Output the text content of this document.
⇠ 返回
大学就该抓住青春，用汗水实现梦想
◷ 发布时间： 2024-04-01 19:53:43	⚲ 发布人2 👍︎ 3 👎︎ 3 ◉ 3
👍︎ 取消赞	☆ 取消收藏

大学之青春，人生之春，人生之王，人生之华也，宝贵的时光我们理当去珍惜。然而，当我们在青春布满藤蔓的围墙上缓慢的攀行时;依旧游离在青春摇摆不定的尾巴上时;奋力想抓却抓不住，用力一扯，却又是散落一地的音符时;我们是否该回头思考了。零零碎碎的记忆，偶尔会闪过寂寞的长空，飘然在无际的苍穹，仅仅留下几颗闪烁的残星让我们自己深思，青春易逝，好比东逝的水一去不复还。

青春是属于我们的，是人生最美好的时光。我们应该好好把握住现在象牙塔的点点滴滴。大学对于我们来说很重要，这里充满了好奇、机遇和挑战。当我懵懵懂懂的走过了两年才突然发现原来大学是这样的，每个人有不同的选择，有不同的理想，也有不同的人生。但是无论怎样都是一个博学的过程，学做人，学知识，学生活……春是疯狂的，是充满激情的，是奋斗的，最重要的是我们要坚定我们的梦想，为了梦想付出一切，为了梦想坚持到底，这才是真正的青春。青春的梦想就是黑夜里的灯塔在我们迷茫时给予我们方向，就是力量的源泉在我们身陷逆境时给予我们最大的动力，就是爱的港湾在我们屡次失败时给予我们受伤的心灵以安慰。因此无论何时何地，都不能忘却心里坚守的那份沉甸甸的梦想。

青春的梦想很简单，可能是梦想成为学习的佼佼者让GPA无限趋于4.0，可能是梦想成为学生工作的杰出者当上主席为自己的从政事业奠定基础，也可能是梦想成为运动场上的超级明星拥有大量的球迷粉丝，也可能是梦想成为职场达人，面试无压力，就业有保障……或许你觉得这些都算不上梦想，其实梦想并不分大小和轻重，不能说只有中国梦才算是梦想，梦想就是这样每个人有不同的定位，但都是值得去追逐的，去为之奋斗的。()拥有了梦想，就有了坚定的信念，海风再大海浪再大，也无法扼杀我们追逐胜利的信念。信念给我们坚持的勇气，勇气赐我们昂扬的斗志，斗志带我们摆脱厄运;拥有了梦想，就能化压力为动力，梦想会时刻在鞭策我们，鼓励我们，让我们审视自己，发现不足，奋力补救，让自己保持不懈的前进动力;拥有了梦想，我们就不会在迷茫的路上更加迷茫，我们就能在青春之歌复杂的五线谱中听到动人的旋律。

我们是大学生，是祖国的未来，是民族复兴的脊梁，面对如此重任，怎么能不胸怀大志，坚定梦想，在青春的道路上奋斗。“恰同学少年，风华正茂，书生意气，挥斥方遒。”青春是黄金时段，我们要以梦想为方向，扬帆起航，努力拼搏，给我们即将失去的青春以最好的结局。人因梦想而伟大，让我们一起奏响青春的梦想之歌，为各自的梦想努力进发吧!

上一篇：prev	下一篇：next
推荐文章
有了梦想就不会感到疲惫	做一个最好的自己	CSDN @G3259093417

**Brief:**
Restate each record exactly as written.

**Finished task:**
Output the text content of this document.
⇠ 返回
大学就该抓住青春，用汗水实现梦想
◷ 发布时间： 2024-04-01 19:53:43	⚲ 发布人2 👍︎ 3 👎︎ 3 ◉ 3
👍︎ 取消赞	☆ 取消收藏

大学之青春，人生之春，人生之王，人生之华也，宝贵的时光我们理当去珍惜。然而，当我们在青春布满藤蔓的围墙上缓慢的攀行时;依旧游离在青春摇摆不定的尾巴上时;奋力想抓却抓不住，用力一扯，却又是散落一地的音符时;我们是否该回头思考了。零零碎碎的记忆，偶尔会闪过寂寞的长空，飘然在无际的苍穹，仅仅留下几颗闪烁的残星让我们自己深思，青春易逝，好比东逝的水一去不复还。

青春是属于我们的，是人生最美好的时光。我们应该好好把握住现在象牙塔的点点滴滴。大学对于我们来说很重要，这里充满了好奇、机遇和挑战。当我懵懵懂懂的走过了两年才突然发现原来大学是这样的，每个人有不同的选择，有不同的理想，也有不同的人生。但是无论怎样都是一个博学的过程，学做人，学知识，学生活……春是疯狂的，是充满激情的，是奋斗的，最重要的是我们要坚定我们的梦想，为了梦想付出一切，为了梦想坚持到底，这才是真正的青春。青春的梦想就是黑夜里的灯塔在我们迷茫时给予我们方向，就是力量的源泉在我们身陷逆境时给予我们最大的动力，就是爱的港湾在我们屡次失败时给予我们受伤的心灵以安慰。因此无论何时何地，都不能忘却心里坚守的那份沉甸甸的梦想。

青春的梦想很简单，可能是梦想成为学习的佼佼者让GPA无限趋于4.0，可能是梦想成为学生工作的杰出者当上主席为自己的从政事业奠定基础，也可能是梦想成为运动场上的超级明星拥有大量的球迷粉丝，也可能是梦想成为职场达人，面试无压力，就业有保障……或许你觉得这些都算不上梦想，其实梦想并不分大小和轻重，不能说只有中国梦才算是梦想，梦想就是这样每个人有不同的定位，但都是值得去追逐的，去为之奋斗的。()拥有了梦想，就有了坚定的信念，海风再大海浪再大，也无法扼杀我们追逐胜利的信念。信念给我们坚持的勇气，勇气赐我们昂扬的斗志，斗志带我们摆脱厄运;拥有了梦想，就能化压力为动力，梦想会时刻在鞭策我们，鼓励我们，让我们审视自己，发现不足，奋力补救，让自己保持不懈的前进动力;拥有了梦想，我们就不会在迷茫的路上更加迷茫，我们就能在青春之歌复杂的五线谱中听到动人的旋律。

我们是大学生，是祖国的未来，是民族复兴的脊梁，面对如此重任，怎么能不胸怀大志，坚定梦想，在青春的道路上奋斗。“恰同学少年，风华正茂，书生意气，挥斥方遒。”青春是黄金时段，我们要以梦想为方向，扬帆起航，努力拼搏，给我们即将失去的青春以最好的结局。人因梦想而伟大，让我们一起奏响青春的梦想之歌，为各自的梦想努力进发吧!

上一篇：prev	下一篇：next
推荐文章
有了梦想就不会感到疲惫	做一个最好的自己	CSDN @G3259093417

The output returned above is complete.